> Given text
'Bourgeoisie' in front of a female with her hands up

How to Talk Like a Leftist, Vol. 1

Share on facebook
Share on twitter
Share on linkedin
Share on email
Share on reddit
Share on whatsapp

If 2020 hasn’t taught you how to spell bourgeois/bourgeoisie on the first try due to sheer repetition, you should really try it out.  You’ll probably discover that it’s a very useful word when describing basically everything wrong with America.

Bourgeoisie – the capitalist class who own most of society’s wealth and means of production.

Other than just using repetition to burn it into my brain, I also chunk the word to make it easier to remember.  Bourgeois is just (bour)(geo)(is) and bourgeoisie is (bour)(geo)(is)(ie).

But what’s the difference? 

As noted above, bourgeoisie refers to the entire upper class with the majority of the wealth and the means of production.  Bourgeois, however, is basically singular, at least as a noun.  As an adjective it has a wide variety of uses.



upholding the interests of capitalism

a person who upholds the interests of capitalism,
typically wealthy enough to own land and the means of production

A bourgeois person simply has enough money to hire workers and not work themselves.  Less Marxist definitions are more vague, and often relate the definition to the working class, however, I would draw the line at having enough wealth to not have to be a part of the working class to achieve a good standard of living.  I feel like this is an intentionally constructed problem.  If you can subvert the popular meaning of the very language we use to talk about class conflict to a point where we have even less words to describe our ruling class.

There is also the petit bourgeoisie (petit is French for “small” and in this context is pronounced like “petty”), who have done well enough to own the means of production, but not so well that they can afford not to work.  This would be the Mom and Pop from the local store who seem to work eighty hours a week, every week.  While the petit bourgeoisie is more likely to think of themselves as a part of the bourgeoisie and identify with their interests, they have almost none of their economic or political power.  Furthermore, the political moves of the bourgeoisie tend to put the petit bourgeoisie at a competitive disadvantage with larger businesses, so their faith in the bourgeois parties to represent their interests is misplaced.

> What to work on
Reproduce verbatim the portion of the text on the bourgeoisie starting with "If 2020 hasn’t" and going on through "wrong with America.".

Dataset entries
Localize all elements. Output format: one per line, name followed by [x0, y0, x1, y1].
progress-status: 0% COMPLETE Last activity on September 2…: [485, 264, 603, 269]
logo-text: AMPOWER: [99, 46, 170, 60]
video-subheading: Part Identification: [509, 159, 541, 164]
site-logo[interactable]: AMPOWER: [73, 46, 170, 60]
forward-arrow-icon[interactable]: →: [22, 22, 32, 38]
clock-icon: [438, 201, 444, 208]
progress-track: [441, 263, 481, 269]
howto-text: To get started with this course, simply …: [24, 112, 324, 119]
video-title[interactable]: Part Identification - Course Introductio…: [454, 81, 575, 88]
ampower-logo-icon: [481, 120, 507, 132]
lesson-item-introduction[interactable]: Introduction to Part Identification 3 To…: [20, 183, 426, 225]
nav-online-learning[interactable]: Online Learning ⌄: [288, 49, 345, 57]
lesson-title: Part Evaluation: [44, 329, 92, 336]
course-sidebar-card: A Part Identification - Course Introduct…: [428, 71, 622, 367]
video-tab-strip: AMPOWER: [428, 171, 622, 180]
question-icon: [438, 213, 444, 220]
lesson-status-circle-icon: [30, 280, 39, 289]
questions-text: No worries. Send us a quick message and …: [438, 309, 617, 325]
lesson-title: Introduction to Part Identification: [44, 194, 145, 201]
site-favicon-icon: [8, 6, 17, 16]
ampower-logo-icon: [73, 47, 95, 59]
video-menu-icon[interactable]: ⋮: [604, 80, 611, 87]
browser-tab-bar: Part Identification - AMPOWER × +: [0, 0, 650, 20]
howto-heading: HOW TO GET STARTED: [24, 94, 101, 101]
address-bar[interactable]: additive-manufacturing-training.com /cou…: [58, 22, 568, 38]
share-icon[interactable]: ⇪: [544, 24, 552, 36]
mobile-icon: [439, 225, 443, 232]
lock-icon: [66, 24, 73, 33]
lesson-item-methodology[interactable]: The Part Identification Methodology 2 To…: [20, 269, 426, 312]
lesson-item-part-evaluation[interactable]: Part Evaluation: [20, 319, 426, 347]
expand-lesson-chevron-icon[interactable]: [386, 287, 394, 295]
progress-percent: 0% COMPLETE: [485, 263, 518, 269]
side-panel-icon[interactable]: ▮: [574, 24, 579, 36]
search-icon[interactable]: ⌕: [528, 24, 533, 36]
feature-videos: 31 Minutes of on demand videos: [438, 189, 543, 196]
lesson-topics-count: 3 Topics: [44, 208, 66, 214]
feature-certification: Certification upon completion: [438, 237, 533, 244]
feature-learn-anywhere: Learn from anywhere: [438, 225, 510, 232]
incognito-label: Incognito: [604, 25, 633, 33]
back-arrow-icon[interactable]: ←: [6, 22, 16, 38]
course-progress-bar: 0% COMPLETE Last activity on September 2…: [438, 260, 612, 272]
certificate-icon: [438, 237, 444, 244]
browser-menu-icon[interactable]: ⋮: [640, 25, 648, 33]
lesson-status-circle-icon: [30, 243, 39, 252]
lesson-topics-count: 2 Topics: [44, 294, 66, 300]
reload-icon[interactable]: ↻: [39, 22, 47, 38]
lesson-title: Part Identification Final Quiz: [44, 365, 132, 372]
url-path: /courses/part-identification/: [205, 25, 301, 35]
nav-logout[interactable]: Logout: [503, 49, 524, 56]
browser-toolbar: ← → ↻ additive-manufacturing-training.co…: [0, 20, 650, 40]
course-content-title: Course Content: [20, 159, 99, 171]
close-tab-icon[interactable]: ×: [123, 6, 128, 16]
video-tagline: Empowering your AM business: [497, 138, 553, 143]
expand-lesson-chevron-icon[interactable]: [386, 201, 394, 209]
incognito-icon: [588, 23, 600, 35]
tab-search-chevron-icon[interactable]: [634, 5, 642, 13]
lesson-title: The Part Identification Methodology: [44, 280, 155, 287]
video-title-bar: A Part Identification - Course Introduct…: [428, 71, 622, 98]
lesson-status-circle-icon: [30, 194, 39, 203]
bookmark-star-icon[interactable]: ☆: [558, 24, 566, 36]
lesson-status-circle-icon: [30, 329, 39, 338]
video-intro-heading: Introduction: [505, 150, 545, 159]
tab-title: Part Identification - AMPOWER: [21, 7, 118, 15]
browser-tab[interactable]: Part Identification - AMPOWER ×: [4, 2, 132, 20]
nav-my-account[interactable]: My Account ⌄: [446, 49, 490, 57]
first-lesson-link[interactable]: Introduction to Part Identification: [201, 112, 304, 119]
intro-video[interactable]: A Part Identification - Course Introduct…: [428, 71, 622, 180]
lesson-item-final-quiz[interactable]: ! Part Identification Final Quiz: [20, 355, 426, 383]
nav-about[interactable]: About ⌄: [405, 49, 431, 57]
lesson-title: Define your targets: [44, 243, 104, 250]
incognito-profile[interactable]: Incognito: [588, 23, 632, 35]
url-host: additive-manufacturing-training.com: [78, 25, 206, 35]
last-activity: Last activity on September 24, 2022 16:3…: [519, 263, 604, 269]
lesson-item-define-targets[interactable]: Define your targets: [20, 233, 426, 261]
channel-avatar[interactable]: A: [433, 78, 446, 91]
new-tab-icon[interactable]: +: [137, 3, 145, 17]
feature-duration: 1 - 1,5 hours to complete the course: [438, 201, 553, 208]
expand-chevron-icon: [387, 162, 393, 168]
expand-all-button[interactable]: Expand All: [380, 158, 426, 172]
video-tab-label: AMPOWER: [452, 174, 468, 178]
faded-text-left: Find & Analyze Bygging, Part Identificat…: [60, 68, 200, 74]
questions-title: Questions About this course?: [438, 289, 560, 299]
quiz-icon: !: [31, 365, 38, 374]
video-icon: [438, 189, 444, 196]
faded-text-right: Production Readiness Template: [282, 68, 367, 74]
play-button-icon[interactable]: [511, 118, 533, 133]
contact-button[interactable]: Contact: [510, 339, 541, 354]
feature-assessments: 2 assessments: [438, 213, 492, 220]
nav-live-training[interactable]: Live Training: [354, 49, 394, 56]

> Solution for this task
If 2020 hasn’t taught you how to spell bourgeois/bourgeoisie on the first try due to sheer repetition, you should really try it out.  You’ll probably discover that it’s a very useful word when describing basically everything wrong with America.